- **PROBLEM DESCRIPTION**: Go through the data below. List every line that holds the word "result".

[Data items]
— begin —
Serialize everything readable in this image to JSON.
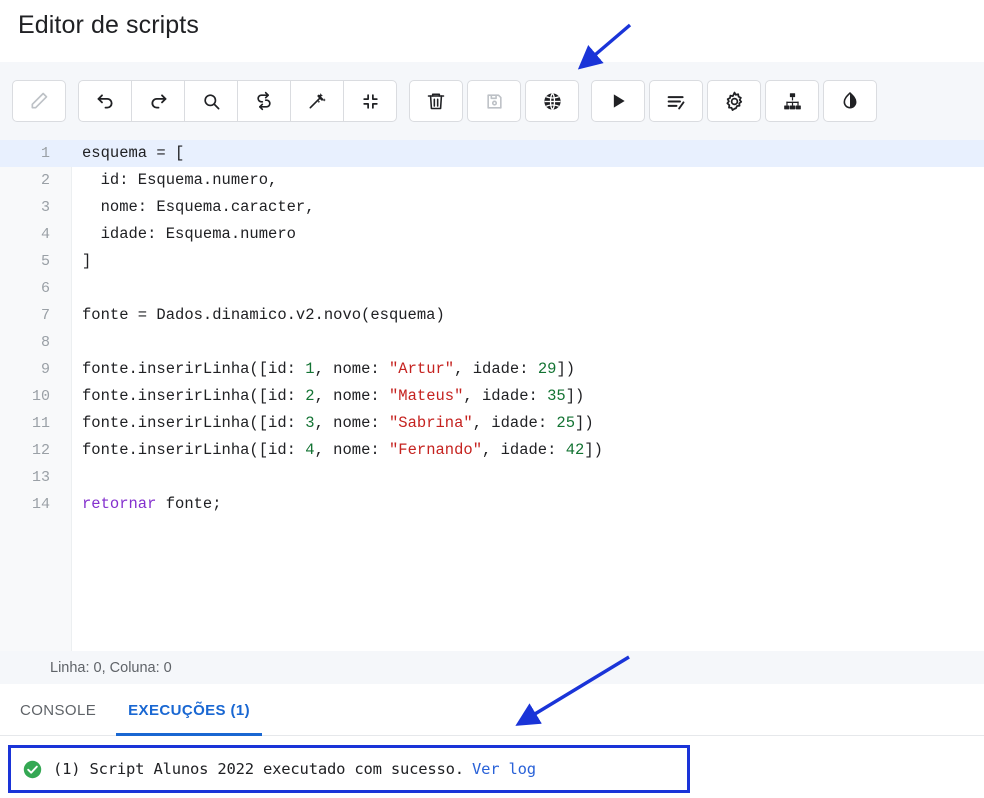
{
  "page_title": "Editor de scripts",
  "toolbar": {
    "buttons": [
      {
        "name": "edit-button",
        "icon": "pencil-icon",
        "title": "Editar",
        "disabled": true
      },
      {
        "name": "undo-button",
        "icon": "undo-icon",
        "title": "Desfazer",
        "disabled": false
      },
      {
        "name": "redo-button",
        "icon": "redo-icon",
        "title": "Refazer",
        "disabled": false
      },
      {
        "name": "find-button",
        "icon": "search-icon",
        "title": "Pesquisar",
        "disabled": false
      },
      {
        "name": "replace-button",
        "icon": "replace-icon",
        "title": "Substituir",
        "disabled": false
      },
      {
        "name": "format-button",
        "icon": "magic-wand-icon",
        "title": "Formatar",
        "disabled": false
      },
      {
        "name": "fullscreen-button",
        "icon": "compress-icon",
        "title": "Tela cheia",
        "disabled": false
      },
      {
        "name": "delete-button",
        "icon": "trash-icon",
        "title": "Excluir",
        "disabled": false
      },
      {
        "name": "save-button",
        "icon": "floppy-disk-icon",
        "title": "Salvar",
        "disabled": true
      },
      {
        "name": "deploy-button",
        "icon": "globe-icon",
        "title": "Implantar",
        "disabled": false
      },
      {
        "name": "run-button",
        "icon": "play-icon",
        "title": "Executar",
        "disabled": false
      },
      {
        "name": "log-button",
        "icon": "list-edit-icon",
        "title": "Registro",
        "disabled": false
      },
      {
        "name": "settings-button",
        "icon": "gear-icon",
        "title": "Configuracoes",
        "disabled": false
      },
      {
        "name": "hierarchy-button",
        "icon": "sitemap-icon",
        "title": "Hierarquia",
        "disabled": false
      },
      {
        "name": "contrast-button",
        "icon": "contrast-icon",
        "title": "Contraste",
        "disabled": false
      }
    ]
  },
  "editor": {
    "active_line": 1,
    "lines": [
      {
        "n": "1",
        "tokens": [
          {
            "t": "esquema = [",
            "c": ""
          }
        ]
      },
      {
        "n": "2",
        "tokens": [
          {
            "t": "  id: Esquema.numero,",
            "c": ""
          }
        ]
      },
      {
        "n": "3",
        "tokens": [
          {
            "t": "  nome: Esquema.caracter,",
            "c": ""
          }
        ]
      },
      {
        "n": "4",
        "tokens": [
          {
            "t": "  idade: Esquema.numero",
            "c": ""
          }
        ]
      },
      {
        "n": "5",
        "tokens": [
          {
            "t": "]",
            "c": ""
          }
        ]
      },
      {
        "n": "6",
        "tokens": []
      },
      {
        "n": "7",
        "tokens": [
          {
            "t": "fonte = Dados.dinamico.v2.novo(esquema)",
            "c": ""
          }
        ]
      },
      {
        "n": "8",
        "tokens": []
      },
      {
        "n": "9",
        "tokens": [
          {
            "t": "fonte.inserirLinha([id: ",
            "c": ""
          },
          {
            "t": "1",
            "c": "tok-num"
          },
          {
            "t": ", nome: ",
            "c": ""
          },
          {
            "t": "\"Artur\"",
            "c": "tok-str"
          },
          {
            "t": ", idade: ",
            "c": ""
          },
          {
            "t": "29",
            "c": "tok-num"
          },
          {
            "t": "])",
            "c": ""
          }
        ]
      },
      {
        "n": "10",
        "tokens": [
          {
            "t": "fonte.inserirLinha([id: ",
            "c": ""
          },
          {
            "t": "2",
            "c": "tok-num"
          },
          {
            "t": ", nome: ",
            "c": ""
          },
          {
            "t": "\"Mateus\"",
            "c": "tok-str"
          },
          {
            "t": ", idade: ",
            "c": ""
          },
          {
            "t": "35",
            "c": "tok-num"
          },
          {
            "t": "])",
            "c": ""
          }
        ]
      },
      {
        "n": "11",
        "tokens": [
          {
            "t": "fonte.inserirLinha([id: ",
            "c": ""
          },
          {
            "t": "3",
            "c": "tok-num"
          },
          {
            "t": ", nome: ",
            "c": ""
          },
          {
            "t": "\"Sabrina\"",
            "c": "tok-str"
          },
          {
            "t": ", idade: ",
            "c": ""
          },
          {
            "t": "25",
            "c": "tok-num"
          },
          {
            "t": "])",
            "c": ""
          }
        ]
      },
      {
        "n": "12",
        "tokens": [
          {
            "t": "fonte.inserirLinha([id: ",
            "c": ""
          },
          {
            "t": "4",
            "c": "tok-num"
          },
          {
            "t": ", nome: ",
            "c": ""
          },
          {
            "t": "\"Fernando\"",
            "c": "tok-str"
          },
          {
            "t": ", idade: ",
            "c": ""
          },
          {
            "t": "42",
            "c": "tok-num"
          },
          {
            "t": "])",
            "c": ""
          }
        ]
      },
      {
        "n": "13",
        "tokens": []
      },
      {
        "n": "14",
        "tokens": [
          {
            "t": "retornar",
            "c": "tok-kw"
          },
          {
            "t": " fonte;",
            "c": ""
          }
        ]
      }
    ]
  },
  "status_line": "Linha: 0, Coluna: 0",
  "tabs": [
    {
      "name": "tab-console",
      "label": "CONSOLE",
      "active": false
    },
    {
      "name": "tab-execucoes",
      "label": "EXECUÇÕES (1)",
      "active": true
    }
  ],
  "result": {
    "icon": "success-check-icon",
    "message": "(1) Script Alunos 2022 executado com sucesso.",
    "link_label": "Ver log"
  },
  "colors": {
    "accent_blue": "#1967d2",
    "annotation_blue": "#1a34d8",
    "success_green": "#34a853",
    "string_red": "#c5221f",
    "number_green": "#137333",
    "keyword_purple": "#8430ce",
    "active_line_bg": "#e8f0fe",
    "toolbar_bg": "#f5f7fa"
  },
  "annotations": [
    {
      "name": "arrow-to-run-button",
      "points_to": "run-button"
    },
    {
      "name": "arrow-to-result-banner",
      "points_to": "result-banner"
    }
  ]
}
— end —
- **TASK RESPONSE**:
  "result": {
      "name": "arrow-to-result-banner",
      "points_to": "result-banner"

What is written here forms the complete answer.